Aim of the task:
Pull out every entry below and reproduce each line without any change.

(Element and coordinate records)
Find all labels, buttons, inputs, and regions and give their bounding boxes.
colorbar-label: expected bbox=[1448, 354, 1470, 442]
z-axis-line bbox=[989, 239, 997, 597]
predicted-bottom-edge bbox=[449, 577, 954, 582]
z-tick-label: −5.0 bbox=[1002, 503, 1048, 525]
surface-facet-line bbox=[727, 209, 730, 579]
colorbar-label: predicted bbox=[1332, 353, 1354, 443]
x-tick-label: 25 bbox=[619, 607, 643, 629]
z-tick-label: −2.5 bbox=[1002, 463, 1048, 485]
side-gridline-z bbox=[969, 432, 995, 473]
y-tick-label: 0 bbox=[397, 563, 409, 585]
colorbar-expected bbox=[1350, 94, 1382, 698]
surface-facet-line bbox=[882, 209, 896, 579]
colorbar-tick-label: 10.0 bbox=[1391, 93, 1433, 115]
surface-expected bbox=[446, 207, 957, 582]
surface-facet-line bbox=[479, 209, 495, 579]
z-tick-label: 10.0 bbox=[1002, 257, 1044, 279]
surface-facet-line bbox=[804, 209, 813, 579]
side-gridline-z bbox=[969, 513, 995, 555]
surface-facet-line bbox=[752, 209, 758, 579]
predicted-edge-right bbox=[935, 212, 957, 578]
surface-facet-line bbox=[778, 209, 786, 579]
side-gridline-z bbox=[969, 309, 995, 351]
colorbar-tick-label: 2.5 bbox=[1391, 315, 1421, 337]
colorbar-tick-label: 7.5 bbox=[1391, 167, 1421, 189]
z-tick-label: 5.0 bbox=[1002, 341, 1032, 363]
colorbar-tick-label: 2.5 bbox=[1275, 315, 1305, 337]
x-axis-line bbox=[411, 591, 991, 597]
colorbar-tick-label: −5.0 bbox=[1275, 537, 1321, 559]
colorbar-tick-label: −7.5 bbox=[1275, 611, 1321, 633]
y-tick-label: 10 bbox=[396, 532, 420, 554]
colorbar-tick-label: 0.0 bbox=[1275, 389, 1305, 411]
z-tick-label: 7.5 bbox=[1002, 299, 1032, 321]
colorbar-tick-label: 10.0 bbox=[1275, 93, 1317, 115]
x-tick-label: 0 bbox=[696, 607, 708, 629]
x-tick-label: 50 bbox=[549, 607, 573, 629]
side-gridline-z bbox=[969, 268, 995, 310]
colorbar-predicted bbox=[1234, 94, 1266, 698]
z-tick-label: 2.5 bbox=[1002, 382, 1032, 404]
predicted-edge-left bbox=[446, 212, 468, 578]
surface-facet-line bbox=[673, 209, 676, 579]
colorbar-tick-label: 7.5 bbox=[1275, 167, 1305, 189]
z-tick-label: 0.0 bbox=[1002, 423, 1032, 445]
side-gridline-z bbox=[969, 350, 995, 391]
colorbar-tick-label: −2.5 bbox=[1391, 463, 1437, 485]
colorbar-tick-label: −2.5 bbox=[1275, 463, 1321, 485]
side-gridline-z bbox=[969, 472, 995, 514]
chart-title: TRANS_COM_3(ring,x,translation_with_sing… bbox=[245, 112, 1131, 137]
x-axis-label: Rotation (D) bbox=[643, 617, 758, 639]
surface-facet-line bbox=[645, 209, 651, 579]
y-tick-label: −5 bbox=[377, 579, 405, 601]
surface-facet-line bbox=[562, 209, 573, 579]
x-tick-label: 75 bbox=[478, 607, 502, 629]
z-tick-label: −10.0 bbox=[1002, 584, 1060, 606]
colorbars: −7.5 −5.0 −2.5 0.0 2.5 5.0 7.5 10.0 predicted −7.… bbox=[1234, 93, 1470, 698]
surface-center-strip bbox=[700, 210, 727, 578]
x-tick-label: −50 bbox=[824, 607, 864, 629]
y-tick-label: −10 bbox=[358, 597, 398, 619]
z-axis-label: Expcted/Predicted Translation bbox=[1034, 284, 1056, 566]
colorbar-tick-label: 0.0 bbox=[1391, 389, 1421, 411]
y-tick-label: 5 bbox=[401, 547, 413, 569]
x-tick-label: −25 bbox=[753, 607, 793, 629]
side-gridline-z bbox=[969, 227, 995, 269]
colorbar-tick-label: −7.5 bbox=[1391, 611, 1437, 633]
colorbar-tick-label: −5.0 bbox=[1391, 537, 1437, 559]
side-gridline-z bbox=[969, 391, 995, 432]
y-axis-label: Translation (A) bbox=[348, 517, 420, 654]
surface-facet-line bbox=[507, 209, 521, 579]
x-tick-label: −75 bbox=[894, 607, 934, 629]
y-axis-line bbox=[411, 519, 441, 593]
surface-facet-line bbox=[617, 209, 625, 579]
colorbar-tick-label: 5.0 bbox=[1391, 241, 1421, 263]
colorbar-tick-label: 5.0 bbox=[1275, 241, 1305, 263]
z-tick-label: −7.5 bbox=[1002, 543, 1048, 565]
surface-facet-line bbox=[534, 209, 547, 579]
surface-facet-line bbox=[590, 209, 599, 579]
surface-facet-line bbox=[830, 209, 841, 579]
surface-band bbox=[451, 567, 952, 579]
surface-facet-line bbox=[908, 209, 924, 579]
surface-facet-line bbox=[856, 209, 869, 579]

Result:
Find all labels, buttons, inputs, and regions and give their bounding boxes.
colorbar-label: expected bbox=[1448, 354, 1470, 442]
z-axis-line bbox=[989, 239, 997, 597]
predicted-bottom-edge bbox=[449, 577, 954, 582]
z-tick-label: −5.0 bbox=[1002, 503, 1048, 525]
surface-facet-line bbox=[727, 209, 730, 579]
colorbar-label: predicted bbox=[1332, 353, 1354, 443]
x-tick-label: 25 bbox=[619, 607, 643, 629]
z-tick-label: −2.5 bbox=[1002, 463, 1048, 485]
side-gridline-z bbox=[969, 432, 995, 473]
y-tick-label: 0 bbox=[397, 563, 409, 585]
colorbar-expected bbox=[1350, 94, 1382, 698]
surface-facet-line bbox=[882, 209, 896, 579]
colorbar-tick-label: 10.0 bbox=[1391, 93, 1433, 115]
surface-expected bbox=[446, 207, 957, 582]
surface-facet-line bbox=[479, 209, 495, 579]
z-tick-label: 10.0 bbox=[1002, 257, 1044, 279]
surface-facet-line bbox=[804, 209, 813, 579]
side-gridline-z bbox=[969, 513, 995, 555]
surface-facet-line bbox=[752, 209, 758, 579]
predicted-edge-right bbox=[935, 212, 957, 578]
surface-facet-line bbox=[778, 209, 786, 579]
side-gridline-z bbox=[969, 309, 995, 351]
colorbar-tick-label: 2.5 bbox=[1391, 315, 1421, 337]
colorbar-tick-label: 7.5 bbox=[1391, 167, 1421, 189]
z-tick-label: 5.0 bbox=[1002, 341, 1032, 363]
colorbar-tick-label: 2.5 bbox=[1275, 315, 1305, 337]
x-axis-line bbox=[411, 591, 991, 597]
colorbar-tick-label: −5.0 bbox=[1275, 537, 1321, 559]
colorbar-tick-label: −7.5 bbox=[1275, 611, 1321, 633]
y-tick-label: 10 bbox=[396, 532, 420, 554]
colorbar-tick-label: 0.0 bbox=[1275, 389, 1305, 411]
z-tick-label: 7.5 bbox=[1002, 299, 1032, 321]
colorbar-tick-label: 10.0 bbox=[1275, 93, 1317, 115]
x-tick-label: 0 bbox=[696, 607, 708, 629]
x-tick-label: 50 bbox=[549, 607, 573, 629]
side-gridline-z bbox=[969, 268, 995, 310]
colorbar-predicted bbox=[1234, 94, 1266, 698]
z-tick-label: 2.5 bbox=[1002, 382, 1032, 404]
predicted-edge-left bbox=[446, 212, 468, 578]
surface-facet-line bbox=[673, 209, 676, 579]
colorbar-tick-label: 7.5 bbox=[1275, 167, 1305, 189]
z-tick-label: 0.0 bbox=[1002, 423, 1032, 445]
side-gridline-z bbox=[969, 350, 995, 391]
colorbar-tick-label: −2.5 bbox=[1391, 463, 1437, 485]
colorbar-tick-label: −2.5 bbox=[1275, 463, 1321, 485]
side-gridline-z bbox=[969, 472, 995, 514]
chart-title: TRANS_COM_3(ring,x,translation_with_sing… bbox=[245, 112, 1131, 137]
x-axis-label: Rotation (D) bbox=[643, 617, 758, 639]
surface-facet-line bbox=[645, 209, 651, 579]
y-tick-label: −5 bbox=[377, 579, 405, 601]
surface-facet-line bbox=[562, 209, 573, 579]
x-tick-label: 75 bbox=[478, 607, 502, 629]
z-tick-label: −10.0 bbox=[1002, 584, 1060, 606]
colorbars: −7.5 −5.0 −2.5 0.0 2.5 5.0 7.5 10.0 predicted −7.… bbox=[1234, 93, 1470, 698]
surface-center-strip bbox=[700, 210, 727, 578]
x-tick-label: −50 bbox=[824, 607, 864, 629]
y-tick-label: −10 bbox=[358, 597, 398, 619]
z-axis-label: Expcted/Predicted Translation bbox=[1034, 284, 1056, 566]
colorbar-tick-label: 0.0 bbox=[1391, 389, 1421, 411]
y-tick-label: 5 bbox=[401, 547, 413, 569]
x-tick-label: −25 bbox=[753, 607, 793, 629]
side-gridline-z bbox=[969, 227, 995, 269]
colorbar-tick-label: −7.5 bbox=[1391, 611, 1437, 633]
colorbar-tick-label: −5.0 bbox=[1391, 537, 1437, 559]
side-gridline-z bbox=[969, 391, 995, 432]
y-axis-label: Translation (A) bbox=[348, 517, 420, 654]
surface-facet-line bbox=[507, 209, 521, 579]
x-tick-label: −75 bbox=[894, 607, 934, 629]
y-axis-line bbox=[411, 519, 441, 593]
surface-facet-line bbox=[617, 209, 625, 579]
colorbar-tick-label: 5.0 bbox=[1391, 241, 1421, 263]
colorbar-tick-label: 5.0 bbox=[1275, 241, 1305, 263]
z-tick-label: −7.5 bbox=[1002, 543, 1048, 565]
surface-facet-line bbox=[534, 209, 547, 579]
surface-facet-line bbox=[590, 209, 599, 579]
surface-facet-line bbox=[830, 209, 841, 579]
surface-band bbox=[451, 567, 952, 579]
surface-facet-line bbox=[908, 209, 924, 579]
surface-facet-line bbox=[856, 209, 869, 579]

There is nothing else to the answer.